指示 1 »
後に示す雨の日の日記から、「ヌレ本というのは」で始まる段落を、主な事実を残して短い箇条書きに書き直せ。

文書の抜粋 »
戻る


2001年10月10日(水)

◆思いついたので書いておく。”MY GUN IS CLICK.”
◆大雨。少しでも濡れずにすまそうと、途中まで普段と経路を変更、210円余分に払い帰途につく。勿論、古本屋はおろか新刊書店を覗くゆとりすらない。そうまでして辿り着いた肝腎のJRが遅れまくり。ロスタイム30分。更に最寄り駅から家まで僅か数分の間に、背広はびしょびしょ、靴下までぐっしょり。なまじ少し珍しい本を本日の課題図書にしたもので、濡れやしないかと気がきでない。こんな激しい降りになると知っていれば、買い替えが効く本にすればよかったなあ、と後悔する。
ヌレ本というのは、それだけで、物理的な本の値打ちを剥奪してしまう。得体のしれないシミなどとは違って、単に水に濡れただけなのだが、あのごわっとした手触りだけで、文字情報としての意味しかなくなってしまうのである。私がいかに「読めりゃいい派」であっても、自分で本を濡らしてしまう事には抵抗がある。不注意で濡らしてしまった時には、「ああ、御免ね、ゴメンナサイね」と本に謝ってしまうのだ。
必死でカバンを庇うように抱え込み、なんとか家に辿り着き、本をチェック。無事を確認。ああ、よかった〜。
ヒッチコックの逸話だと思うのだが、スリルとサスペンスとショックの差を聞かれて「駅に向って急ぐ。踏み切りで遮断機が上がらない。発車時間はどんどん迫ってくる。これが<サスペンス>。やっと駅につくと既に電車は着いている。階段を駆け降りると、響く発車のベル、必死で階段を駆け上がる。今や閉まらんとするドアを抉じ開けるようにして列車に飛び込む。これが<スリル>。ああ、一安心。動き出す電車。ふと窓から外をみると、目的地とは逆方向に動いている。電車を間違えたああ。これが<ショック>。」と答えたとか。
本日の私に照らせば、濡れた人の背中を避けながら本を読んでいる車中が<スリル>、必死で最寄り駅から本を庇いながら家路を急ぐ間が<サスペンス>。まあ、無事、本を守って家に帰ると書庫が雨漏りしてました、という類いの<ショック>に見舞われず、めでたしめでたし。

画像要素の枠の記録

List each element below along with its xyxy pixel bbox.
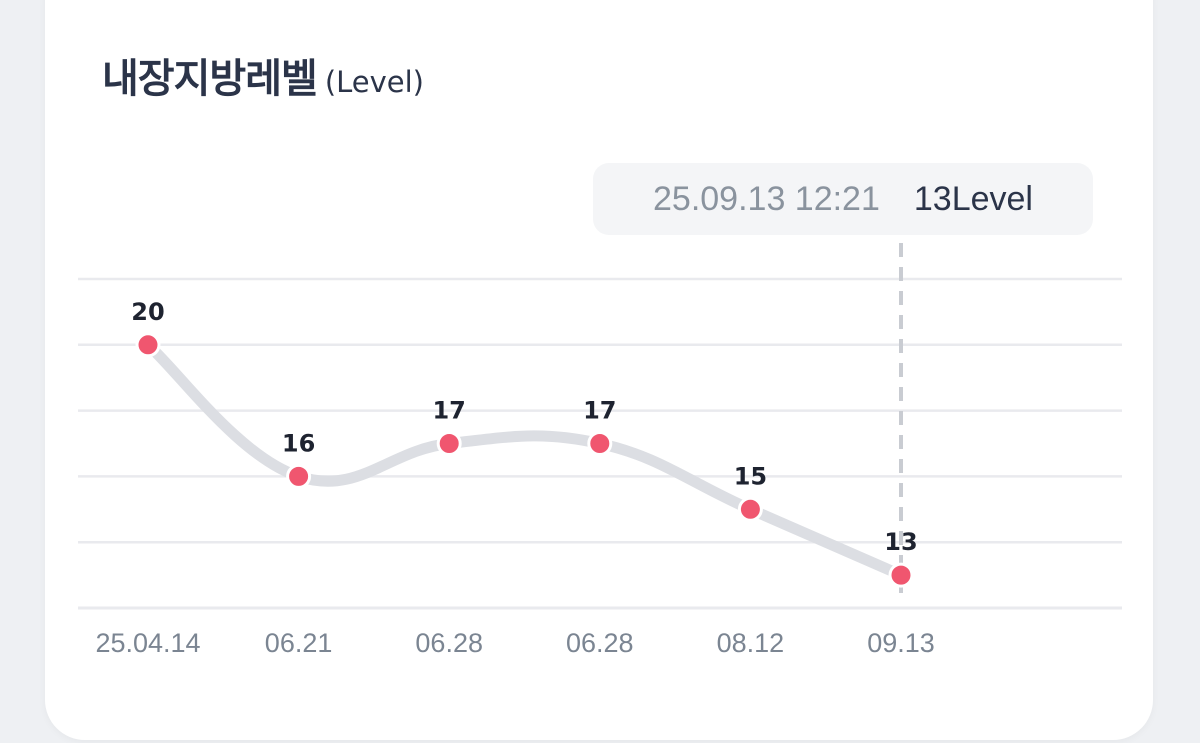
card-header: 내장지방레벨 (Level) [102, 46, 424, 104]
data-point[interactable] [737, 496, 763, 522]
data-label: 20 [131, 298, 164, 326]
visceral-fat-card [45, 0, 1153, 740]
chart-title: 내장지방레벨 [102, 56, 318, 102]
x-tick-label: 06.28 [415, 628, 483, 658]
x-tick-label: 09.13 [867, 628, 935, 658]
data-label: 17 [432, 397, 465, 425]
gridlines [78, 277, 1122, 610]
series-line [142, 339, 907, 581]
chart-unit: (Level) [324, 65, 424, 99]
tooltip-date: 25.09.13 12:21 [653, 179, 880, 218]
data-point[interactable] [135, 332, 161, 358]
data-label: 13 [884, 528, 917, 556]
x-tick-label: 06.28 [566, 628, 634, 658]
x-tick-label: 08.12 [717, 628, 785, 658]
data-point[interactable] [436, 431, 462, 456]
data-labels: 20 16 17 17 15 13 [131, 298, 917, 556]
data-point[interactable] [286, 463, 312, 489]
x-tick-label: 06.21 [265, 628, 333, 658]
data-point[interactable] [587, 431, 613, 456]
selected-point-tooltip: 25.09.13 12:21 13Level [593, 163, 1093, 235]
data-label: 16 [282, 429, 315, 457]
x-tick-label: 25.04.14 [95, 628, 200, 658]
data-points [135, 332, 914, 588]
data-label: 15 [734, 462, 767, 490]
data-point[interactable] [888, 562, 914, 588]
data-label: 17 [583, 397, 616, 425]
tooltip-value: 13Level [913, 179, 1033, 218]
x-axis-labels: 25.04.14 06.21 06.28 06.28 08.12 09.13 [95, 628, 934, 658]
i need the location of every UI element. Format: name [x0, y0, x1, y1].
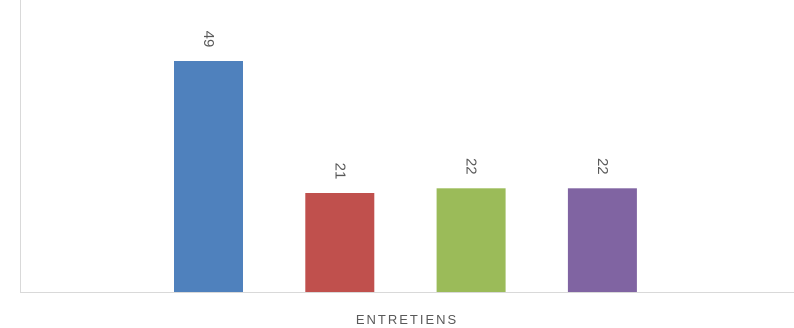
- chart-left-border: [20, 0, 21, 292]
- bar-3-value-label: 22: [463, 158, 480, 175]
- bar-2: [305, 193, 375, 292]
- bar-2-value-label: 21: [331, 163, 348, 180]
- x-category-label: ENTRETIENS: [355, 312, 459, 327]
- bar-1: [174, 61, 243, 292]
- data-labels-group: 49 21 22 22: [200, 31, 611, 180]
- bar-4: [567, 188, 637, 292]
- bars-group: [174, 61, 637, 292]
- bar-3: [436, 188, 506, 292]
- bar-1-value-label: 49: [200, 31, 217, 48]
- bar-4-value-label: 22: [594, 158, 611, 175]
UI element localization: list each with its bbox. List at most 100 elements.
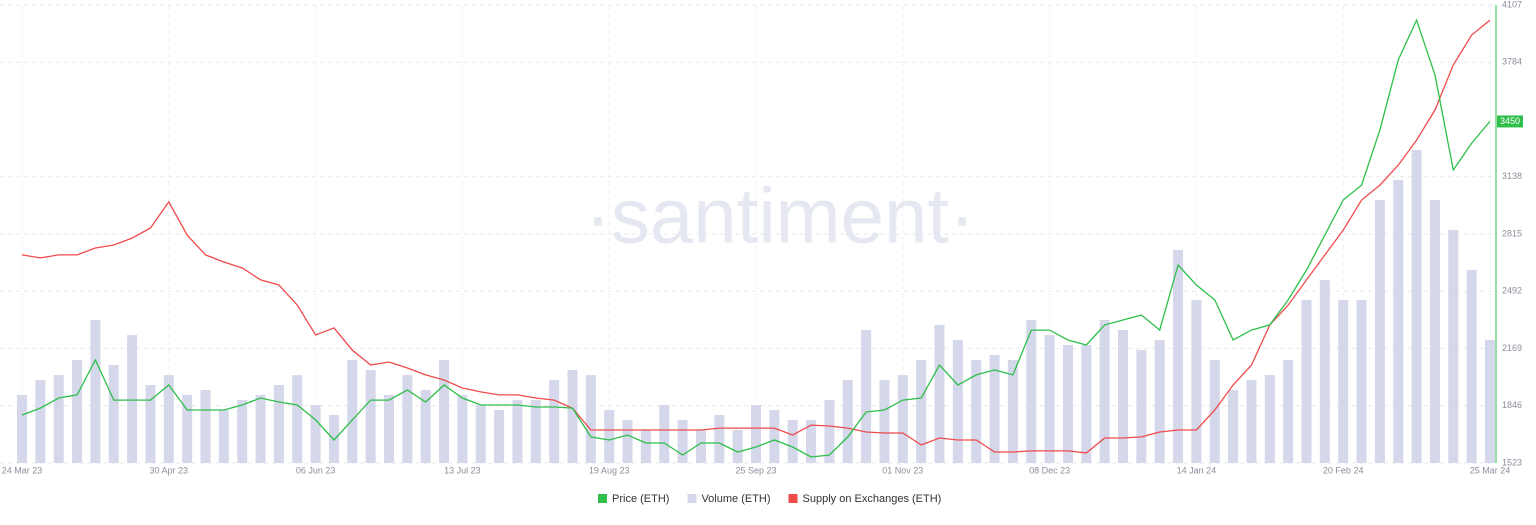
volume-bar xyxy=(751,405,761,463)
volume-bar xyxy=(108,364,119,463)
volume-bar xyxy=(567,369,578,463)
volume-bar xyxy=(1301,299,1312,463)
volume-bar xyxy=(237,400,248,463)
volume-bar xyxy=(255,394,266,463)
x-tick-label: 20 Feb 24 xyxy=(1323,465,1364,475)
volume-bar xyxy=(677,419,688,463)
volume-bar xyxy=(1338,299,1349,463)
x-tick-label: 30 Apr 23 xyxy=(150,465,189,475)
volume-bar xyxy=(402,375,413,463)
x-tick-label: 06 Jun 23 xyxy=(296,465,336,475)
volume-bar xyxy=(1319,280,1330,463)
volume-bar xyxy=(695,430,706,463)
volume-bar xyxy=(769,410,780,463)
volume-bar xyxy=(897,375,908,463)
volume-bar xyxy=(1191,299,1202,463)
volume-bar xyxy=(494,410,505,463)
legend-label: Volume (ETH) xyxy=(701,493,770,505)
volume-bar xyxy=(640,430,651,463)
volume-bar xyxy=(163,375,174,463)
volume-bar xyxy=(787,419,798,463)
volume-bar xyxy=(934,324,945,463)
x-tick-label: 08 Dec 23 xyxy=(1029,465,1070,475)
volume-bar xyxy=(1485,339,1495,463)
volume-bar xyxy=(200,389,211,463)
volume-bar xyxy=(622,419,633,463)
volume-bar xyxy=(1118,330,1128,463)
volume-bar xyxy=(1448,229,1459,463)
volume-bar xyxy=(1374,199,1385,463)
volume-bar xyxy=(1062,344,1073,463)
volume-bar xyxy=(1099,319,1110,463)
volume-bar xyxy=(384,394,394,463)
volume-bar xyxy=(310,405,321,463)
volume-bar xyxy=(1466,269,1477,463)
volume-bar xyxy=(1044,335,1055,463)
volume-bar xyxy=(1007,360,1018,463)
volume-bar xyxy=(842,380,853,463)
volume-bar xyxy=(549,380,560,463)
volume-bar xyxy=(585,375,596,463)
volume-bar xyxy=(824,400,835,463)
volume-bar xyxy=(420,389,431,463)
volume-bar xyxy=(1081,344,1092,463)
volume-bar xyxy=(365,369,376,463)
volume-bar xyxy=(90,319,101,463)
volume-bar xyxy=(475,405,486,463)
price-label: 3450 xyxy=(1500,116,1520,126)
legend-swatch xyxy=(687,494,697,503)
volume-bar xyxy=(916,360,927,463)
y-tick-label: 3138 xyxy=(1502,171,1522,181)
volume-bar xyxy=(218,410,229,463)
volume-bar xyxy=(971,360,982,463)
volume-bar xyxy=(1246,380,1257,463)
volume-bar xyxy=(659,405,670,463)
volume-bar xyxy=(1429,199,1440,463)
volume-bar xyxy=(879,380,890,463)
x-tick-label: 01 Nov 23 xyxy=(882,465,923,475)
volume-bar xyxy=(145,385,156,463)
y-tick-label: 2492 xyxy=(1502,286,1522,296)
y-tick-label: 1846 xyxy=(1502,400,1522,410)
volume-bar xyxy=(1209,360,1220,463)
y-tick-label: 3784 xyxy=(1502,57,1522,67)
volume-bar xyxy=(1228,389,1239,463)
volume-bar xyxy=(1026,319,1037,463)
legend-swatch xyxy=(788,494,798,503)
volume-bar xyxy=(35,380,46,463)
series-line xyxy=(21,19,1491,454)
legend-label: Supply on Exchanges (ETH) xyxy=(803,493,942,505)
volume-bar xyxy=(806,419,817,463)
volume-bar xyxy=(732,430,743,463)
volume-bar xyxy=(182,394,193,463)
x-tick-label: 24 Mar 23 xyxy=(2,465,43,475)
volume-bar xyxy=(1393,179,1404,463)
x-tick-label: 19 Aug 23 xyxy=(589,465,630,475)
volume-bar xyxy=(53,375,64,463)
legend-swatch xyxy=(598,494,607,503)
volume-bar xyxy=(861,330,872,463)
volume-bar xyxy=(72,360,83,463)
volume-bar xyxy=(347,360,358,463)
volume-bar xyxy=(17,394,27,463)
volume-bar xyxy=(530,400,541,463)
volume-bar xyxy=(439,360,450,463)
volume-bar xyxy=(1411,149,1422,463)
y-tick-label: 1523 xyxy=(1502,457,1522,467)
volume-bar xyxy=(1173,249,1184,463)
volume-bar xyxy=(273,385,284,463)
series-line xyxy=(21,18,1491,458)
volume-bar xyxy=(1136,349,1147,463)
watermark: ·santiment· xyxy=(585,172,975,260)
y-tick-label: 4107 xyxy=(1502,0,1522,9)
volume-bar xyxy=(1154,339,1165,463)
volume-bar xyxy=(127,335,138,463)
volume-bar xyxy=(1283,360,1294,463)
x-tick-label: 14 Jan 24 xyxy=(1177,465,1217,475)
volume-bar xyxy=(1264,375,1275,463)
volume-bar xyxy=(1356,299,1367,463)
y-tick-label: 2169 xyxy=(1502,343,1522,353)
x-tick-label: 25 Sep 23 xyxy=(735,465,776,475)
volume-bar xyxy=(714,414,725,463)
volume-bar xyxy=(292,375,303,463)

指示 2 »
上の一覧から「- chart-left-border: [20, 0, 21, 292]」を含む行を始めとし、「UI element localization: list」を含む行までを、両端の行も含めてそのまま書き出してください。それ以外の行は含めないこと。

解答 1 »
- 濡れた本は、それだけで物理的な本としての値打ちを失う。
- 得体のしれないシミとは違い、水に濡れただけである。それでも、ごわっとした手触りのせいで文字情報としての意味しか残らない。
- 「読めりゃいい派」の私でも、自分で本を濡らすことには抵抗がある。
- 不注意で濡らした時は、「ああ、御免ね、ゴメンナサイね」と本に謝ってしまう。

解答 2 »
- chart-left-border: [20, 0, 21, 292]
- bar-3-value-label: 22: [463, 158, 480, 175]
- bar-2: [305, 193, 375, 292]
- bar-2-value-label: 21: [331, 163, 348, 180]
- x-category-label: ENTRETIENS: [355, 312, 459, 327]
- bar-1: [174, 61, 243, 292]
- data-labels-group: 49 21 22 22: [200, 31, 611, 180]
- bar-4: [567, 188, 637, 292]
- bars-group: [174, 61, 637, 292]
- bar-3: [436, 188, 506, 292]
- bar-1-value-label: 49: [200, 31, 217, 48]
- bar-4-value-label: 22: [594, 158, 611, 175]
UI element localization: list each with its bbox. List at most 100 elements.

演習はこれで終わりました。